WHAT THE EXERCISE ASKS: Reproduce the data that follows in its entirety, character for character.

##### ITEMS #####

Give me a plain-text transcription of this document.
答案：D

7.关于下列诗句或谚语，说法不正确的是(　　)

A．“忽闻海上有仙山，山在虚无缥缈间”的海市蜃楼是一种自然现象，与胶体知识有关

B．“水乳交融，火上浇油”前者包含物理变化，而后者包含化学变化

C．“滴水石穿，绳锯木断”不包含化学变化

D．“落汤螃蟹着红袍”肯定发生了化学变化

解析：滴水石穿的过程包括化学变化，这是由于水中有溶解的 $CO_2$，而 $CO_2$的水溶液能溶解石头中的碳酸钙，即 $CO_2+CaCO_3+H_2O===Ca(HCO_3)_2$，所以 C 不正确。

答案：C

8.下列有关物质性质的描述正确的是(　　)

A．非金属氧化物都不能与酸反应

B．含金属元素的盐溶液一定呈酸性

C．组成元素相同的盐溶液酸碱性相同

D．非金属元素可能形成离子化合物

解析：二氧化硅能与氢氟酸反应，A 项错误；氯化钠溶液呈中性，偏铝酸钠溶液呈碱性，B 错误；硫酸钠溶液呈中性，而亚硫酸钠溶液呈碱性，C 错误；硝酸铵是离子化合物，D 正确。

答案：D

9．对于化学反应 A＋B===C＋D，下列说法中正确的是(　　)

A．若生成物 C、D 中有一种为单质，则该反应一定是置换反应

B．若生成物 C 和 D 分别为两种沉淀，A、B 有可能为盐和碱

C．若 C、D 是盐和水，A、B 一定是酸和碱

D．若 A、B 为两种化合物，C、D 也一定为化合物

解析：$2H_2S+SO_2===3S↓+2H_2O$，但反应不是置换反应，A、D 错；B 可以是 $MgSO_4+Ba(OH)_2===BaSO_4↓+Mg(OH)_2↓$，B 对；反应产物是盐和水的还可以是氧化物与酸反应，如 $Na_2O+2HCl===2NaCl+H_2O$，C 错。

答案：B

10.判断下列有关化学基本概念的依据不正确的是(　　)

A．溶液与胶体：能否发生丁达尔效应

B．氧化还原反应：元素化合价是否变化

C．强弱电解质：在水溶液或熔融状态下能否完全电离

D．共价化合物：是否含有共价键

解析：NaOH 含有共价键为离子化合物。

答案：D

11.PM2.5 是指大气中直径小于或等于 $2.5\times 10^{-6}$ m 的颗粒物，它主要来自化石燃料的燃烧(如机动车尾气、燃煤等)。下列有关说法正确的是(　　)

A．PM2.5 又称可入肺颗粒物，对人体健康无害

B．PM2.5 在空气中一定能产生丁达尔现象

#####

EXERCISE SOLUTION:
Give me a plain-text transcription of this document.
答案：D

7.关于下列诗句或谚语，说法不正确的是(　　)

A．“忽闻海上有仙山，山在虚无缥缈间”的海市蜃楼是一种自然现象，与胶体知识有关

B．“水乳交融，火上浇油”前者包含物理变化，而后者包含化学变化

C．“滴水石穿，绳锯木断”不包含化学变化

D．“落汤螃蟹着红袍”肯定发生了化学变化

解析：滴水石穿的过程包括化学变化，这是由于水中有溶解的 $CO_2$，而 $CO_2$的水溶液能溶解石头中的碳酸钙，即 $CO_2+CaCO_3+H_2O===Ca(HCO_3)_2$，所以 C 不正确。

答案：C

8.下列有关物质性质的描述正确的是(　　)

A．非金属氧化物都不能与酸反应

B．含金属元素的盐溶液一定呈酸性

C．组成元素相同的盐溶液酸碱性相同

D．非金属元素可能形成离子化合物

解析：二氧化硅能与氢氟酸反应，A 项错误；氯化钠溶液呈中性，偏铝酸钠溶液呈碱性，B 错误；硫酸钠溶液呈中性，而亚硫酸钠溶液呈碱性，C 错误；硝酸铵是离子化合物，D 正确。

答案：D

9．对于化学反应 A＋B===C＋D，下列说法中正确的是(　　)

A．若生成物 C、D 中有一种为单质，则该反应一定是置换反应

B．若生成物 C 和 D 分别为两种沉淀，A、B 有可能为盐和碱

C．若 C、D 是盐和水，A、B 一定是酸和碱

D．若 A、B 为两种化合物，C、D 也一定为化合物

解析：$2H_2S+SO_2===3S↓+2H_2O$，但反应不是置换反应，A、D 错；B 可以是 $MgSO_4+Ba(OH)_2===BaSO_4↓+Mg(OH)_2↓$，B 对；反应产物是盐和水的还可以是氧化物与酸反应，如 $Na_2O+2HCl===2NaCl+H_2O$，C 错。

答案：B

10.判断下列有关化学基本概念的依据不正确的是(　　)

A．溶液与胶体：能否发生丁达尔效应

B．氧化还原反应：元素化合价是否变化

C．强弱电解质：在水溶液或熔融状态下能否完全电离

D．共价化合物：是否含有共价键

解析：NaOH 含有共价键为离子化合物。

答案：D

11.PM2.5 是指大气中直径小于或等于 $2.5\times 10^{-6}$ m 的颗粒物，它主要来自化石燃料的燃烧(如机动车尾气、燃煤等)。下列有关说法正确的是(　　)

A．PM2.5 又称可入肺颗粒物，对人体健康无害

B．PM2.5 在空气中一定能产生丁达尔现象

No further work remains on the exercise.